- AIM: Lines containing the word "icon" are to be located and copied.

*** DATASET EXTRACT ***

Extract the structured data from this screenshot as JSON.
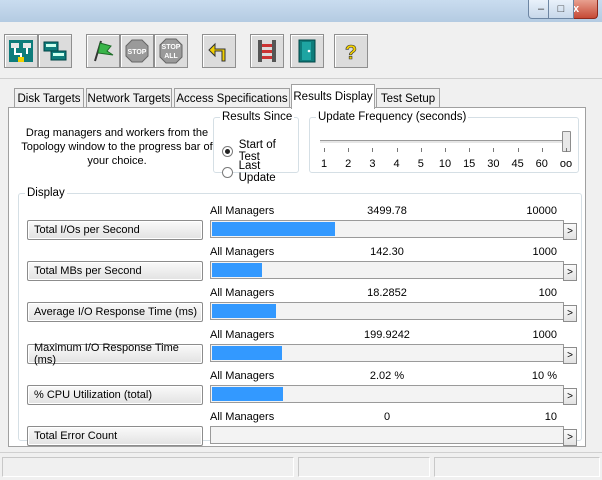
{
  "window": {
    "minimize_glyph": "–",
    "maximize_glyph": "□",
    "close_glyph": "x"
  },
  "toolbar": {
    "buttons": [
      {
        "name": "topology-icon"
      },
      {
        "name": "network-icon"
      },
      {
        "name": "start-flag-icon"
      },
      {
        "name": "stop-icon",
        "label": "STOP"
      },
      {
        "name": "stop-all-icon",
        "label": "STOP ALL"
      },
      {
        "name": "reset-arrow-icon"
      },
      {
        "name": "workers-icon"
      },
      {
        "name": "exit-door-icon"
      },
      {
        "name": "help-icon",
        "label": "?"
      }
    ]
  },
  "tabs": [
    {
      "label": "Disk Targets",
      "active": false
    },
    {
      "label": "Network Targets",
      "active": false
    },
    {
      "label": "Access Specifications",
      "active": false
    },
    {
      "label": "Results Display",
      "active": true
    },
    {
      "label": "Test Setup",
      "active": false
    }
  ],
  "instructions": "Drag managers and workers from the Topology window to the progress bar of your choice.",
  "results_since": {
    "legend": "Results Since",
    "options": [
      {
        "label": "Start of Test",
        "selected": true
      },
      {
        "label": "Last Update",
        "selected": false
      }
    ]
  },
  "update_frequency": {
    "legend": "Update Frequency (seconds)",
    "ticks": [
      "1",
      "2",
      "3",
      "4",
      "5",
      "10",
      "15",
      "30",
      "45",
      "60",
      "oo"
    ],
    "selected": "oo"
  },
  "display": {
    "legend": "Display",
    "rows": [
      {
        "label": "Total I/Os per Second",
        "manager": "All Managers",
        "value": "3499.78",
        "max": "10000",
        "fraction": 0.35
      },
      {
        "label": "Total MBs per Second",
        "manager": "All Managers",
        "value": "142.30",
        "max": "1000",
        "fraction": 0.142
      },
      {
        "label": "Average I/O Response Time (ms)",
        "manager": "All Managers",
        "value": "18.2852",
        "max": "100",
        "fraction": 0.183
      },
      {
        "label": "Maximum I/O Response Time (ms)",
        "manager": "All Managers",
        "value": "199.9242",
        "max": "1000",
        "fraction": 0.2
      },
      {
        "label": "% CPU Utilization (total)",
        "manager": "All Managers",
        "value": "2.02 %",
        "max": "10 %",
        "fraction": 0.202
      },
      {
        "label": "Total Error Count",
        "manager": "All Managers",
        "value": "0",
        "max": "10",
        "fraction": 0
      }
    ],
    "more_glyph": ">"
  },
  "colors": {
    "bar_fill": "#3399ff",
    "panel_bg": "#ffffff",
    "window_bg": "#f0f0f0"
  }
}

***
*** DATASET EXTRACT ***

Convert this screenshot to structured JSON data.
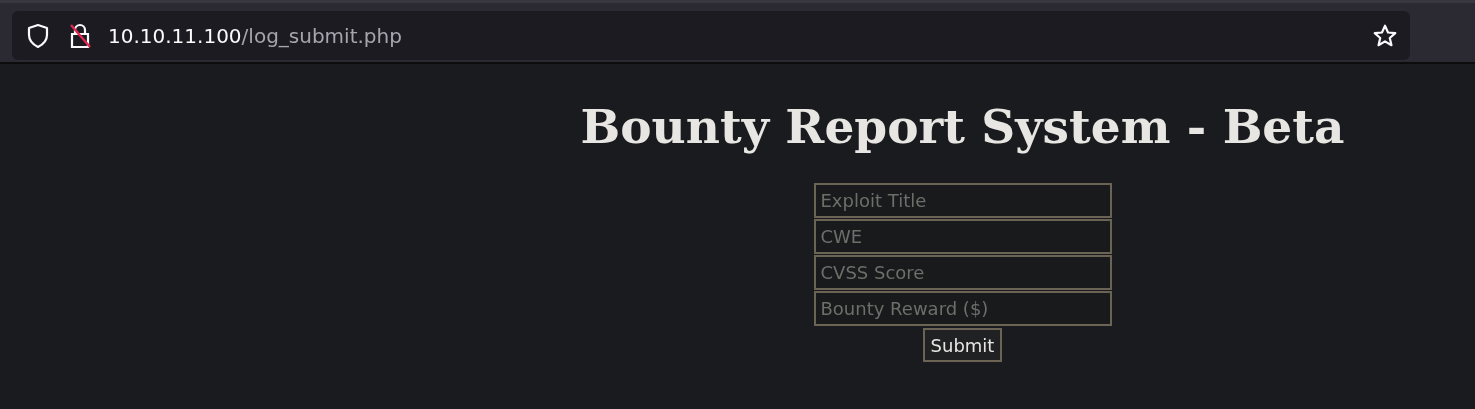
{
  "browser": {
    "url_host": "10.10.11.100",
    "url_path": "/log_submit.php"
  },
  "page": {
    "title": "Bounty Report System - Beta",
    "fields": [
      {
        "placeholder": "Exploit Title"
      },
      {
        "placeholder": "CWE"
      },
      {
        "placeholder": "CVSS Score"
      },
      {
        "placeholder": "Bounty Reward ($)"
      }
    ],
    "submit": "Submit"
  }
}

***

- SOLUTION BELOW:
        "name": "topology-icon"
        "name": "network-icon"
        "name": "start-flag-icon"
        "name": "stop-icon",
        "name": "stop-all-icon",
        "name": "reset-arrow-icon"
        "name": "workers-icon"
        "name": "exit-door-icon"
        "name": "help-icon",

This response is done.